▶ **Source records**
------------------------------------------------

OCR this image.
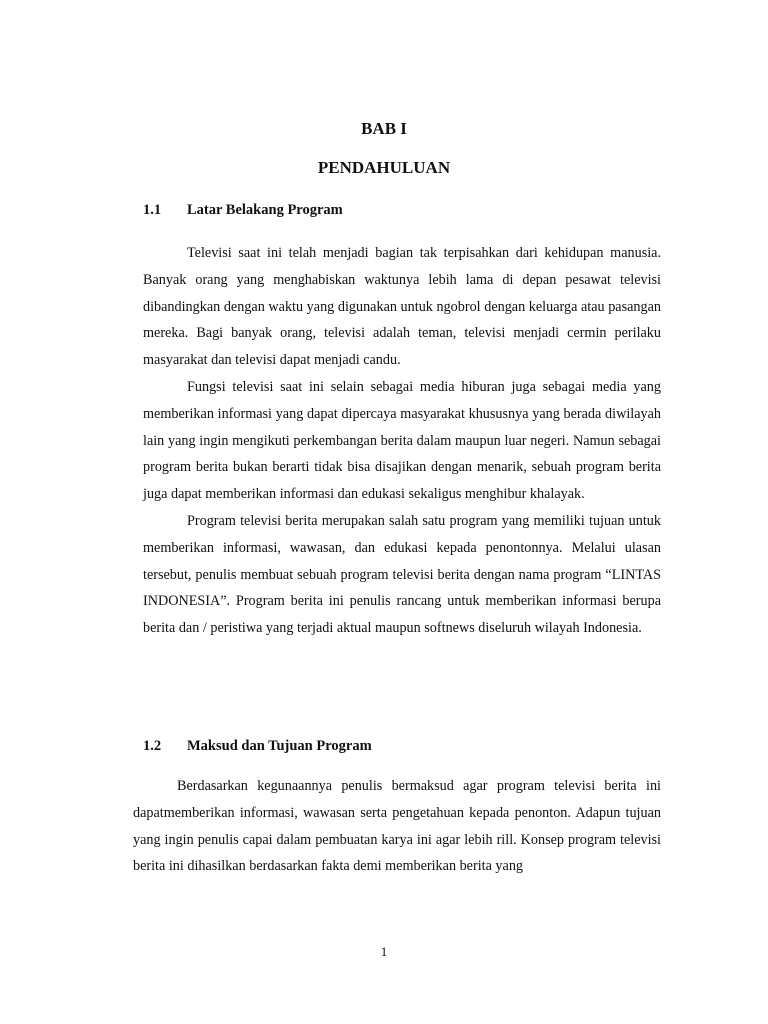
BAB I
PENDAHULUAN
1.1 Latar Belakang Program

Televisi saat ini telah menjadi bagian tak terpisahkan dari kehidupan manusia. Banyak orang yang menghabiskan waktunya lebih lama di depan pesawat televisi dibandingkan dengan waktu yang digunakan untuk ngobrol dengan keluarga atau pasangan mereka. Bagi banyak orang, televisi adalah teman, televisi menjadi cermin perilaku masyarakat dan televisi dapat menjadi candu.

Fungsi televisi saat ini selain sebagai media hiburan juga sebagai media yang memberikan informasi yang dapat dipercaya masyarakat khususnya yang berada diwilayah lain yang ingin mengikuti perkembangan berita dalam maupun luar negeri. Namun sebagai program berita bukan berarti tidak bisa disajikan dengan menarik, sebuah program berita juga dapat memberikan informasi dan edukasi sekaligus menghibur khalayak.

Program televisi berita merupakan salah satu program yang memiliki tujuan untuk memberikan informasi, wawasan, dan edukasi kepada penontonnya. Melalui ulasan tersebut, penulis membuat sebuah program televisi berita dengan nama program “LINTAS INDONESIA”. Program berita ini penulis rancang untuk memberikan informasi berupa berita dan / peristiwa yang terjadi aktual maupun softnews diseluruh wilayah Indonesia.

1.2 Maksud dan Tujuan Program

Berdasarkan kegunaannya penulis bermaksud agar program televisi berita ini dapatmemberikan informasi, wawasan serta pengetahuan kepada penonton. Adapun tujuan yang ingin penulis capai dalam pembuatan karya ini agar lebih rill. Konsep program televisi berita ini dihasilkan berdasarkan fakta demi memberikan berita yang

1
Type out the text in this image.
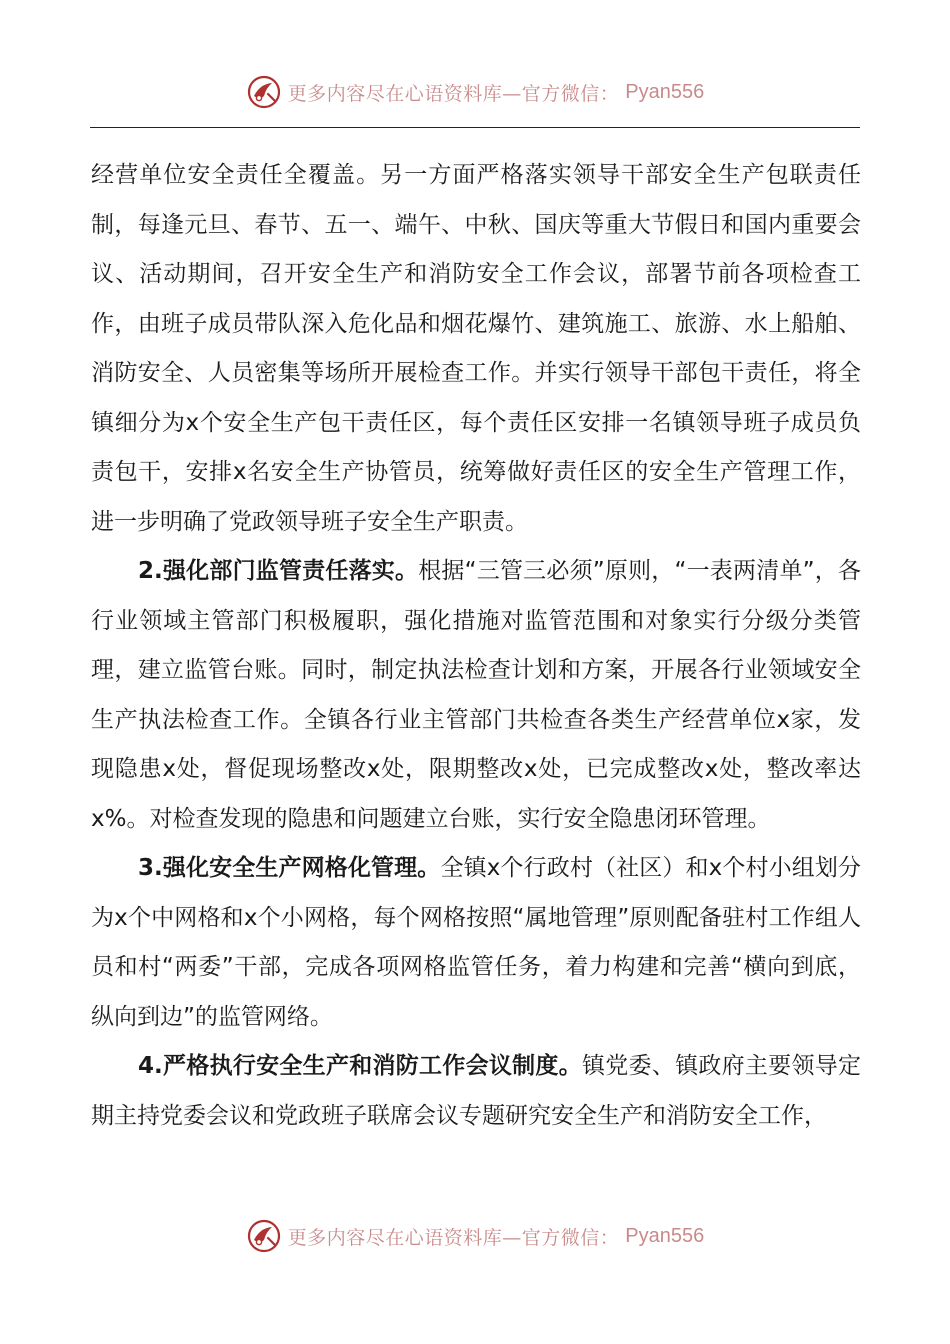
更多内容尽在心语资料库—官方微信： Pyan556

经营单位安全责任全覆盖。另一方面严格落实领导干部安全生产包联责任制，每逢元旦、春节、五一、端午、中秋、国庆等重大节假日和国内重要会议、活动期间，召开安全生产和消防安全工作会议，部署节前各项检查工作，由班子成员带队深入危化品和烟花爆竹、建筑施工、旅游、水上船舶、消防安全、人员密集等场所开展检查工作。并实行领导干部包干责任，将全镇细分为x个安全生产包干责任区，每个责任区安排一名镇领导班子成员负责包干，安排x名安全生产协管员，统筹做好责任区的安全生产管理工作，进一步明确了党政领导班子安全生产职责。

2.强化部门监管责任落实。根据“三管三必须”原则，“一表两清单”，各行业领域主管部门积极履职，强化措施对监管范围和对象实行分级分类管理，建立监管台账。同时，制定执法检查计划和方案，开展各行业领域安全生产执法检查工作。全镇各行业主管部门共检查各类生产经营单位x家，发现隐患x处，督促现场整改x处，限期整改x处，已完成整改x处，整改率达x%。对检查发现的隐患和问题建立台账，实行安全隐患闭环管理。

3.强化安全生产网格化管理。全镇x个行政村（社区）和x个村小组划分为x个中网格和x个小网格，每个网格按照“属地管理”原则配备驻村工作组人员和村“两委”干部，完成各项网格监管任务，着力构建和完善“横向到底，纵向到边”的监管网络。

4.严格执行安全生产和消防工作会议制度。镇党委、镇政府主要领导定期主持党委会议和党政班子联席会议专题研究安全生产和消防安全工作，

更多内容尽在心语资料库—官方微信： Pyan556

------------------------------------------------

▶ **Exercise details**
Find the lines above holding the word "untuk" and show them.

▶ **Correct output**
Televisi saat ini telah menjadi bagian tak terpisahkan dari kehidupan manusia. Banyak orang yang menghabiskan waktunya lebih lama di depan pesawat televisi dibandingkan dengan waktu yang digunakan untuk ngobrol dengan keluarga atau pasangan mereka. Bagi banyak orang, televisi adalah teman, televisi menjadi cermin perilaku masyarakat dan televisi dapat menjadi candu.
Program televisi berita merupakan salah satu program yang memiliki tujuan untuk memberikan informasi, wawasan, dan edukasi kepada penontonnya. Melalui ulasan tersebut, penulis membuat sebuah program televisi berita dengan nama program “LINTAS INDONESIA”. Program berita ini penulis rancang untuk memberikan informasi berupa berita dan / peristiwa yang terjadi aktual maupun softnews diseluruh wilayah Indonesia.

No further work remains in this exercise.